- Challenge:
Answer these questions from the patch below:
(a) What is the subject line of the patch?
(b) How many insertions and how many deletions does the patch summary report?
(c) In the updated example JSON object, what value is given for "row_id"?

From efae0d4bc107af8ea8f76e541af9115ac668180f Mon Sep 17 00:00:00 2001
From: Domenico Manna <mannadomenico2849@gmail.com>
Date: Tue, 23 May 2023 17:19:18 -0400
Subject: [PATCH] Add ability to store row-level metadata

This metadata field allows non API parameters to be stored which could
be useful for when the results need to be associated with an external
source. For example, if the user has several rows of text data within a
database, and they want to calculate embeddings for each row, they can
now use the metadata field to save the row id so that when they parse
the results back, they know which embedding corresponds to which
database row.
---
 examples/api_request_parallel_processor.py    | 20 +++++++++++++++----
 ...example_requests_to_parallel_process.jsonl |  2 +-
 2 files changed, 17 insertions(+), 5 deletions(-)

diff --git a/examples/api_request_parallel_processor.py b/examples/api_request_parallel_processor.py
index a505394a..7a156154 100644
--- a/examples/api_request_parallel_processor.py
+++ b/examples/api_request_parallel_processor.py
@@ -31,8 +31,8 @@ python examples/api_request_parallel_processor.py \
 Inputs:
 - requests_filepath : str
     - path to the file containing the requests to be processed
-    - file should be a jsonl file, where each line is a json object with API parameters
-    - e.g., {"model": "text-embedding-ada-002", "input": "embed me"}
+    - file should be a jsonl file, where each line is a json object with API parameters and an optional metadata field
+    - e.g., {"model": "text-embedding-ada-002", "input": "embed me", "metadata": {"row_id": 1}}
     - as with all jsonl files, take care that newlines in the content are properly escaped (json.dumps does this automatically)

- Listed records:
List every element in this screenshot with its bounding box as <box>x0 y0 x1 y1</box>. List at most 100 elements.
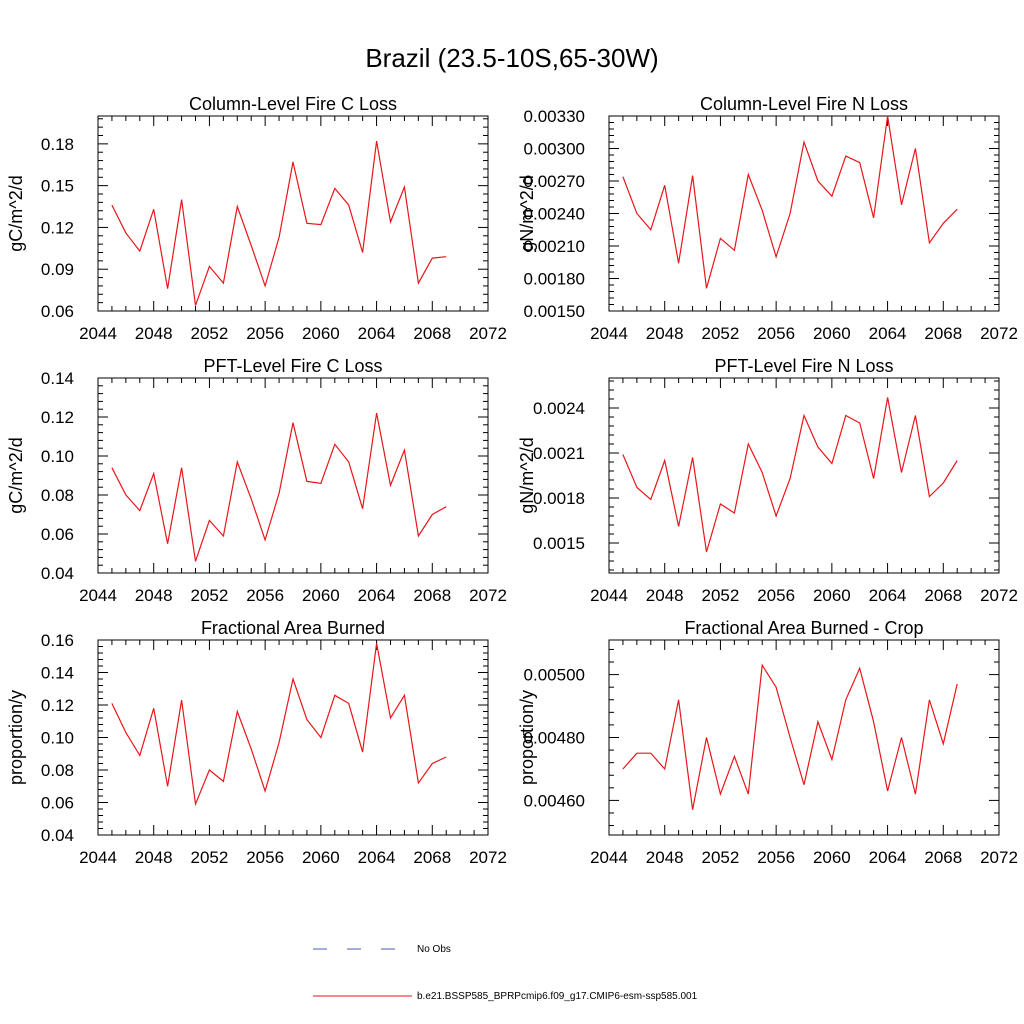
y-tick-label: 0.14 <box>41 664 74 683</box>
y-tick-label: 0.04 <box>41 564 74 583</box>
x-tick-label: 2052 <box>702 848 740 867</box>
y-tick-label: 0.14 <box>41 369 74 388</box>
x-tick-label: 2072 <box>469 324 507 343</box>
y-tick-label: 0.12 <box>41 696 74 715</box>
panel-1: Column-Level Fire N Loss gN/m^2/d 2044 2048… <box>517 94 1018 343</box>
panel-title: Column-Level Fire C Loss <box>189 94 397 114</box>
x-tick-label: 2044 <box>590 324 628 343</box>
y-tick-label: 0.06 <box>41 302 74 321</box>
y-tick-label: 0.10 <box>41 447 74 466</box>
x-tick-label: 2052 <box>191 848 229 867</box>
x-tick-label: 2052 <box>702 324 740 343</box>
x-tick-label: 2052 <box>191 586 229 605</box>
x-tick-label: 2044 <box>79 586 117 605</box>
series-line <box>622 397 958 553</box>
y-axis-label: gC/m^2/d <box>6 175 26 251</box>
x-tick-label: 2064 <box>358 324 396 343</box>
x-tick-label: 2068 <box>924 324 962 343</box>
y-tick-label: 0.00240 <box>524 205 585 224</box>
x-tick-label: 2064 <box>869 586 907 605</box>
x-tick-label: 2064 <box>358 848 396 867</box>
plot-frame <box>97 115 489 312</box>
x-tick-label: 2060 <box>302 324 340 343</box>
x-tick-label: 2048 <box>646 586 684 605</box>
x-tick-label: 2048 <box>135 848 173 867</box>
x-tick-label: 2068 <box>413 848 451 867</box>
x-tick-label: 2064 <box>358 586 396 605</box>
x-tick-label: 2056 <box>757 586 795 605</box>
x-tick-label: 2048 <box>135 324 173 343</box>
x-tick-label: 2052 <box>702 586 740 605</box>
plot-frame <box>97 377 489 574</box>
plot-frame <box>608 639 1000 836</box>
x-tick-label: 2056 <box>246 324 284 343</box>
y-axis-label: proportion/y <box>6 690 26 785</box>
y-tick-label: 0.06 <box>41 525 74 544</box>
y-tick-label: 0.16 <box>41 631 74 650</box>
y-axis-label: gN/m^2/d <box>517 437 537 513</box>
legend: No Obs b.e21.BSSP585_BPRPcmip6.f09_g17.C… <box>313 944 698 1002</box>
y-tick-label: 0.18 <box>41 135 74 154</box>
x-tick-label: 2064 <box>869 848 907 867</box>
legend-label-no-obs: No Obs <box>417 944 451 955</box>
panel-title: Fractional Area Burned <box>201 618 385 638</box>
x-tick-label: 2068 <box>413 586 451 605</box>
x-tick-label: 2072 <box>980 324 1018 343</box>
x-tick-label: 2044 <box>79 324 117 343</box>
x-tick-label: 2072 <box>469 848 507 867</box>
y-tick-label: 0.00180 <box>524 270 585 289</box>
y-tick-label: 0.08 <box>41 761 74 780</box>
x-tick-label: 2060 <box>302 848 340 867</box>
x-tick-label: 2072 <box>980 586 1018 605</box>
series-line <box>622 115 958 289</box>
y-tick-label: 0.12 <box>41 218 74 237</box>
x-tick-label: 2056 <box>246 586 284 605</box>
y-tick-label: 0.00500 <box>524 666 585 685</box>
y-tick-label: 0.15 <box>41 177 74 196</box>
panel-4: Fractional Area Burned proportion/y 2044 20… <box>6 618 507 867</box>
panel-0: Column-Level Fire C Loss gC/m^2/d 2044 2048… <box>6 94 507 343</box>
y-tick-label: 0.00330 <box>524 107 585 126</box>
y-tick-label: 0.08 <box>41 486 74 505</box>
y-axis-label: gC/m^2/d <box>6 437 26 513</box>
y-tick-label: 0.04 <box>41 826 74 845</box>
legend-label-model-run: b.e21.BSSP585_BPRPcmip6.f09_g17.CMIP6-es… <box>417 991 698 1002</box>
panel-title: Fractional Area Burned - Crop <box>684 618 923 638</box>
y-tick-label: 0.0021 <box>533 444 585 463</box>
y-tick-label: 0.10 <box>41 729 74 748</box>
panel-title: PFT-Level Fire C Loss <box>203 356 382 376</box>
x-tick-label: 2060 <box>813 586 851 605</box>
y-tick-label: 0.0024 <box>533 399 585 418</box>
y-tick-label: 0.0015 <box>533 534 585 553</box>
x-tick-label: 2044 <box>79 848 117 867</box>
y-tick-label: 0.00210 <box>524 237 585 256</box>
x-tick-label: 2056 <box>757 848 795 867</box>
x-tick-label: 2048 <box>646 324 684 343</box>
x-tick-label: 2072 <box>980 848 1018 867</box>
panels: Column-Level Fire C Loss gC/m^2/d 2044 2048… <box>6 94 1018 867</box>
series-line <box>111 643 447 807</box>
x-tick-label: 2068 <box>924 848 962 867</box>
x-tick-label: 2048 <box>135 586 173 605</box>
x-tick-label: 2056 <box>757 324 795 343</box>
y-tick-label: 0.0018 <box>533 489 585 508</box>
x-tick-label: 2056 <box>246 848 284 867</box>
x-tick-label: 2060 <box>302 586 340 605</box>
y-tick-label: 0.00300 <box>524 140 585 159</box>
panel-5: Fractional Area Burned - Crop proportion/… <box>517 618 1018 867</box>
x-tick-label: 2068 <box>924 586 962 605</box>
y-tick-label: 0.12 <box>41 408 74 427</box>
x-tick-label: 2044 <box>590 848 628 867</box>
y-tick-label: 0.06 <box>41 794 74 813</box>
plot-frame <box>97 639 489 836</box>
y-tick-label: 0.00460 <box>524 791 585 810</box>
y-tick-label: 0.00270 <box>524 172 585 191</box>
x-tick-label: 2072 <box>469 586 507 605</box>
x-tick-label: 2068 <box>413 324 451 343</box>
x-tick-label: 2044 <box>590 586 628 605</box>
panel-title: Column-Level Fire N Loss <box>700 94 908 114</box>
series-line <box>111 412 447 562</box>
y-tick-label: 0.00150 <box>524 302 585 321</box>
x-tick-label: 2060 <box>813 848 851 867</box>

- The reply:
(a) [PATCH] Add ability to store row-level metadata
(b) 17 insertions and 5 deletions.
(c) 1